• **Written task**
State the number of lines that contain the word "values", and add nothing else.

-- begin Dataset excerpts --

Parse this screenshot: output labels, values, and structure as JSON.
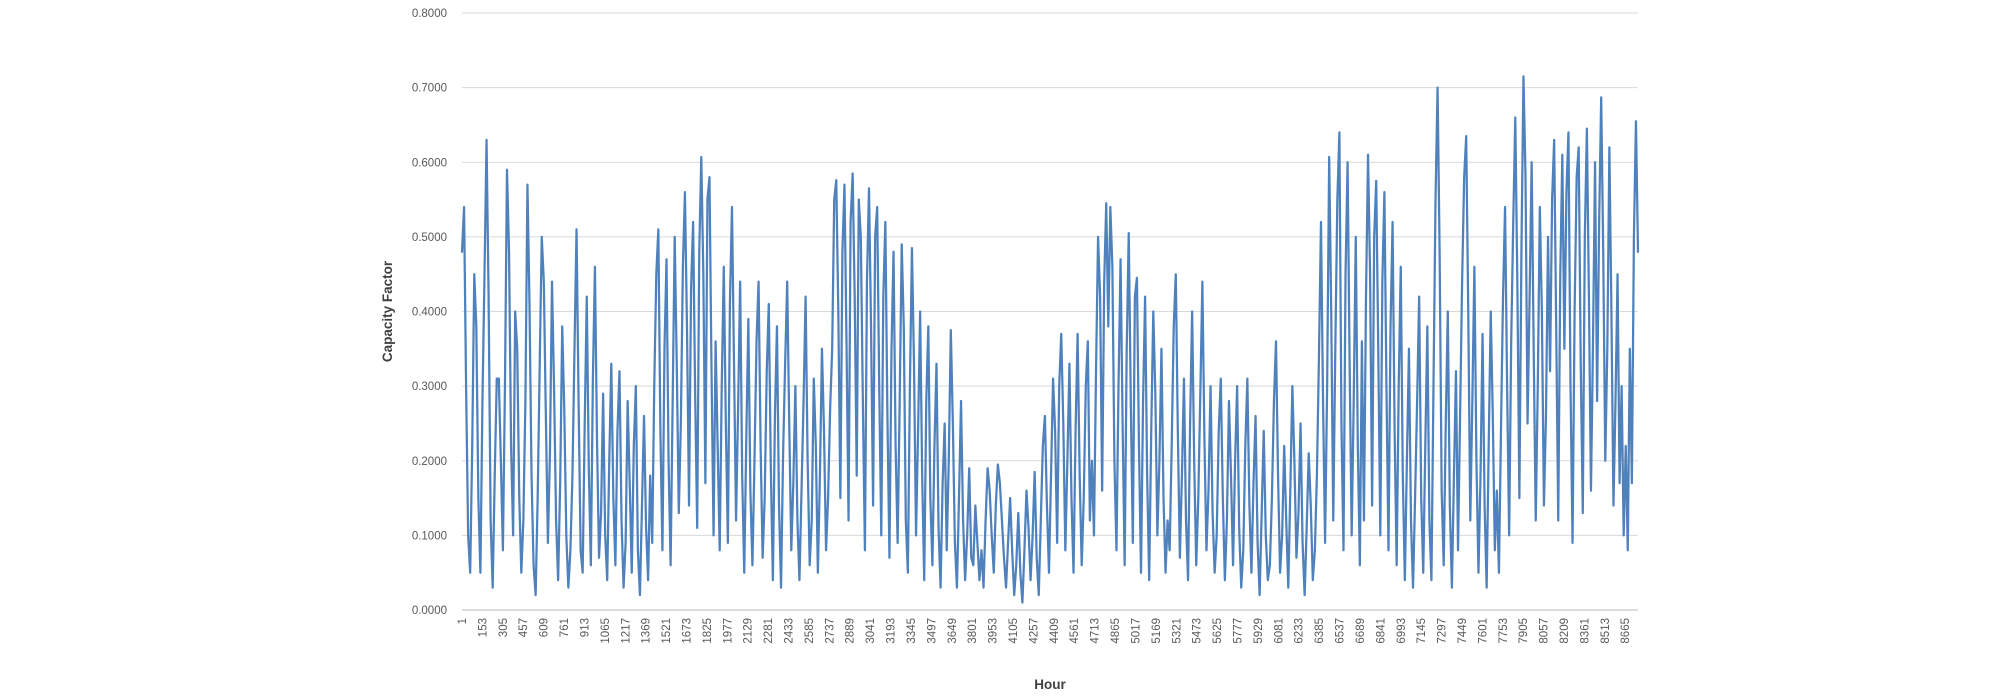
{
  "chart_data": {
    "type": "line",
    "title": "",
    "xlabel": "Hour",
    "ylabel": "Capacity Factor",
    "x_range": [
      1,
      8760
    ],
    "ylim": [
      0,
      0.8
    ],
    "grid": "horizontal",
    "legend": "none",
    "y_tick_labels": [
      "0.0000",
      "0.1000",
      "0.2000",
      "0.3000",
      "0.4000",
      "0.5000",
      "0.6000",
      "0.7000",
      "0.8000"
    ],
    "x_tick_labels": [
      "1",
      "153",
      "305",
      "457",
      "609",
      "761",
      "913",
      "1065",
      "1217",
      "1369",
      "1521",
      "1673",
      "1825",
      "1977",
      "2129",
      "2281",
      "2433",
      "2585",
      "2737",
      "2889",
      "3041",
      "3193",
      "3345",
      "3497",
      "3649",
      "3801",
      "3953",
      "4105",
      "4257",
      "4409",
      "4561",
      "4713",
      "4865",
      "5017",
      "5169",
      "5321",
      "5473",
      "5625",
      "5777",
      "5929",
      "6081",
      "6233",
      "6385",
      "6537",
      "6689",
      "6841",
      "6993",
      "7145",
      "7297",
      "7449",
      "7601",
      "7753",
      "7905",
      "8057",
      "8209",
      "8361",
      "8513",
      "8665"
    ],
    "series": [
      {
        "name": "Capacity Factor",
        "color": "#4f81bd",
        "sampling": "evenly spaced over x_range, approximate values read from plot",
        "values": [
          0.48,
          0.54,
          0.3,
          0.1,
          0.05,
          0.22,
          0.45,
          0.38,
          0.15,
          0.05,
          0.28,
          0.45,
          0.63,
          0.42,
          0.12,
          0.03,
          0.18,
          0.31,
          0.31,
          0.2,
          0.08,
          0.3,
          0.59,
          0.48,
          0.22,
          0.1,
          0.4,
          0.35,
          0.15,
          0.05,
          0.12,
          0.28,
          0.57,
          0.41,
          0.18,
          0.06,
          0.02,
          0.15,
          0.33,
          0.5,
          0.44,
          0.26,
          0.09,
          0.21,
          0.44,
          0.3,
          0.12,
          0.04,
          0.17,
          0.38,
          0.27,
          0.1,
          0.03,
          0.08,
          0.18,
          0.35,
          0.51,
          0.28,
          0.08,
          0.05,
          0.25,
          0.42,
          0.19,
          0.06,
          0.31,
          0.46,
          0.23,
          0.07,
          0.13,
          0.29,
          0.1,
          0.04,
          0.2,
          0.33,
          0.15,
          0.06,
          0.24,
          0.32,
          0.12,
          0.03,
          0.09,
          0.28,
          0.17,
          0.05,
          0.22,
          0.3,
          0.08,
          0.02,
          0.14,
          0.26,
          0.11,
          0.04,
          0.18,
          0.09,
          0.3,
          0.45,
          0.51,
          0.24,
          0.08,
          0.35,
          0.47,
          0.2,
          0.06,
          0.28,
          0.5,
          0.33,
          0.13,
          0.25,
          0.46,
          0.56,
          0.38,
          0.14,
          0.43,
          0.52,
          0.29,
          0.11,
          0.48,
          0.607,
          0.45,
          0.17,
          0.55,
          0.58,
          0.32,
          0.1,
          0.36,
          0.22,
          0.08,
          0.3,
          0.46,
          0.25,
          0.09,
          0.41,
          0.54,
          0.33,
          0.12,
          0.27,
          0.44,
          0.18,
          0.05,
          0.23,
          0.39,
          0.16,
          0.06,
          0.2,
          0.36,
          0.44,
          0.22,
          0.07,
          0.15,
          0.32,
          0.41,
          0.19,
          0.04,
          0.26,
          0.38,
          0.14,
          0.03,
          0.21,
          0.33,
          0.44,
          0.25,
          0.08,
          0.17,
          0.3,
          0.12,
          0.04,
          0.16,
          0.28,
          0.42,
          0.2,
          0.06,
          0.12,
          0.31,
          0.22,
          0.05,
          0.18,
          0.35,
          0.24,
          0.08,
          0.15,
          0.27,
          0.35,
          0.55,
          0.576,
          0.4,
          0.15,
          0.48,
          0.57,
          0.36,
          0.12,
          0.52,
          0.585,
          0.42,
          0.18,
          0.55,
          0.5,
          0.28,
          0.08,
          0.44,
          0.565,
          0.38,
          0.14,
          0.5,
          0.54,
          0.3,
          0.1,
          0.42,
          0.52,
          0.26,
          0.07,
          0.35,
          0.48,
          0.22,
          0.09,
          0.28,
          0.49,
          0.38,
          0.12,
          0.05,
          0.3,
          0.485,
          0.33,
          0.1,
          0.24,
          0.4,
          0.18,
          0.04,
          0.28,
          0.38,
          0.15,
          0.06,
          0.22,
          0.33,
          0.11,
          0.03,
          0.17,
          0.25,
          0.08,
          0.2,
          0.375,
          0.25,
          0.09,
          0.03,
          0.15,
          0.28,
          0.12,
          0.04,
          0.1,
          0.19,
          0.07,
          0.06,
          0.14,
          0.09,
          0.04,
          0.08,
          0.03,
          0.12,
          0.19,
          0.16,
          0.1,
          0.05,
          0.14,
          0.195,
          0.17,
          0.12,
          0.07,
          0.03,
          0.09,
          0.15,
          0.08,
          0.02,
          0.06,
          0.13,
          0.05,
          0.01,
          0.08,
          0.16,
          0.11,
          0.04,
          0.1,
          0.185,
          0.07,
          0.02,
          0.12,
          0.22,
          0.26,
          0.14,
          0.05,
          0.18,
          0.31,
          0.24,
          0.09,
          0.3,
          0.37,
          0.25,
          0.08,
          0.2,
          0.33,
          0.15,
          0.05,
          0.24,
          0.37,
          0.18,
          0.06,
          0.15,
          0.3,
          0.36,
          0.12,
          0.2,
          0.1,
          0.32,
          0.5,
          0.42,
          0.16,
          0.44,
          0.545,
          0.38,
          0.54,
          0.46,
          0.2,
          0.08,
          0.3,
          0.47,
          0.25,
          0.06,
          0.35,
          0.505,
          0.28,
          0.09,
          0.42,
          0.445,
          0.22,
          0.05,
          0.28,
          0.42,
          0.18,
          0.04,
          0.24,
          0.4,
          0.29,
          0.1,
          0.2,
          0.35,
          0.15,
          0.05,
          0.12,
          0.08,
          0.22,
          0.38,
          0.45,
          0.24,
          0.07,
          0.18,
          0.31,
          0.12,
          0.04,
          0.25,
          0.4,
          0.2,
          0.06,
          0.15,
          0.29,
          0.44,
          0.23,
          0.08,
          0.16,
          0.3,
          0.13,
          0.05,
          0.1,
          0.24,
          0.31,
          0.15,
          0.04,
          0.12,
          0.28,
          0.18,
          0.06,
          0.2,
          0.3,
          0.11,
          0.03,
          0.08,
          0.22,
          0.31,
          0.14,
          0.05,
          0.17,
          0.26,
          0.09,
          0.02,
          0.13,
          0.24,
          0.1,
          0.04,
          0.06,
          0.15,
          0.28,
          0.36,
          0.18,
          0.05,
          0.1,
          0.22,
          0.12,
          0.03,
          0.16,
          0.3,
          0.2,
          0.07,
          0.13,
          0.25,
          0.09,
          0.02,
          0.11,
          0.21,
          0.14,
          0.04,
          0.08,
          0.18,
          0.34,
          0.52,
          0.28,
          0.09,
          0.3,
          0.607,
          0.4,
          0.12,
          0.35,
          0.55,
          0.64,
          0.25,
          0.08,
          0.45,
          0.6,
          0.33,
          0.1,
          0.28,
          0.5,
          0.22,
          0.06,
          0.36,
          0.12,
          0.42,
          0.61,
          0.45,
          0.14,
          0.5,
          0.575,
          0.35,
          0.1,
          0.44,
          0.56,
          0.3,
          0.08,
          0.38,
          0.52,
          0.24,
          0.06,
          0.3,
          0.46,
          0.18,
          0.04,
          0.2,
          0.35,
          0.12,
          0.03,
          0.15,
          0.28,
          0.42,
          0.15,
          0.05,
          0.22,
          0.38,
          0.12,
          0.04,
          0.3,
          0.55,
          0.7,
          0.48,
          0.16,
          0.06,
          0.25,
          0.4,
          0.14,
          0.03,
          0.18,
          0.32,
          0.08,
          0.26,
          0.44,
          0.58,
          0.635,
          0.4,
          0.12,
          0.28,
          0.46,
          0.2,
          0.05,
          0.18,
          0.37,
          0.14,
          0.03,
          0.22,
          0.4,
          0.26,
          0.08,
          0.16,
          0.05,
          0.24,
          0.42,
          0.54,
          0.3,
          0.1,
          0.36,
          0.52,
          0.66,
          0.44,
          0.15,
          0.48,
          0.715,
          0.58,
          0.25,
          0.42,
          0.6,
          0.35,
          0.12,
          0.3,
          0.54,
          0.4,
          0.14,
          0.26,
          0.5,
          0.32,
          0.55,
          0.63,
          0.38,
          0.12,
          0.45,
          0.61,
          0.35,
          0.56,
          0.64,
          0.3,
          0.09,
          0.4,
          0.58,
          0.62,
          0.33,
          0.13,
          0.5,
          0.645,
          0.42,
          0.16,
          0.36,
          0.6,
          0.28,
          0.52,
          0.687,
          0.48,
          0.2,
          0.35,
          0.62,
          0.4,
          0.14,
          0.28,
          0.45,
          0.17,
          0.3,
          0.1,
          0.22,
          0.08,
          0.35,
          0.17,
          0.5,
          0.655,
          0.48
        ]
      }
    ],
    "colors": {
      "series_blue": "#4f81bd",
      "gridline": "#d9d9d9",
      "axis_line": "#c6c6c6",
      "tick_text": "#595959",
      "title_text": "#404040"
    }
  }
}
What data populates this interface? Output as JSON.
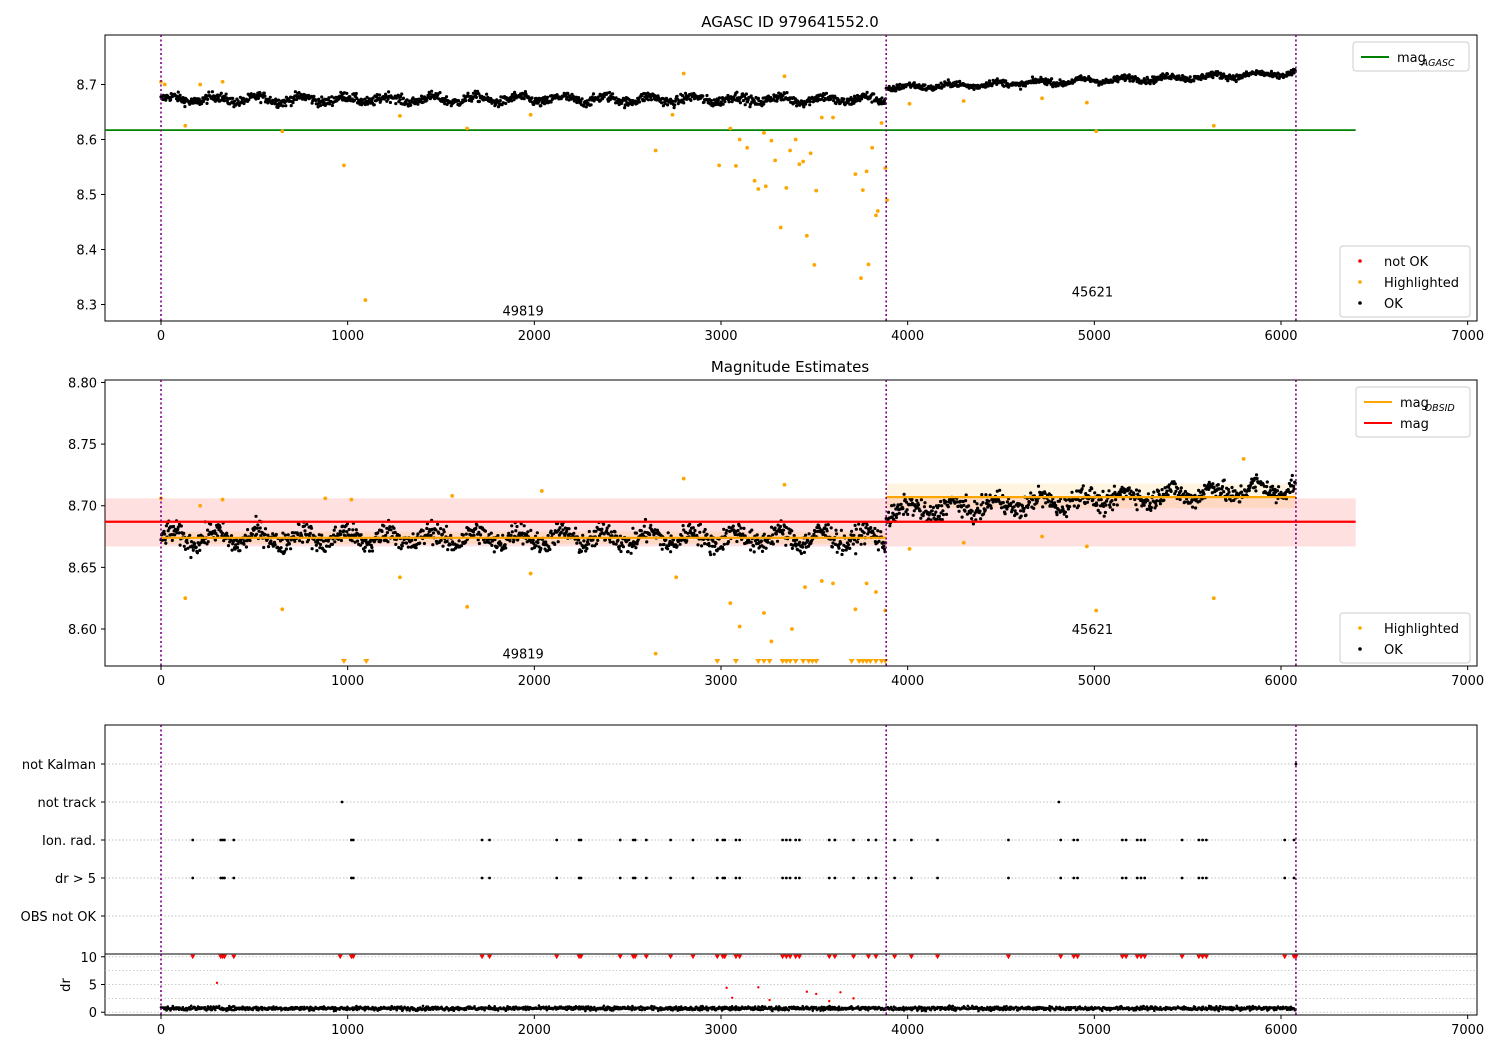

-- end Dataset excerpts --

• **Solution for this problem**
3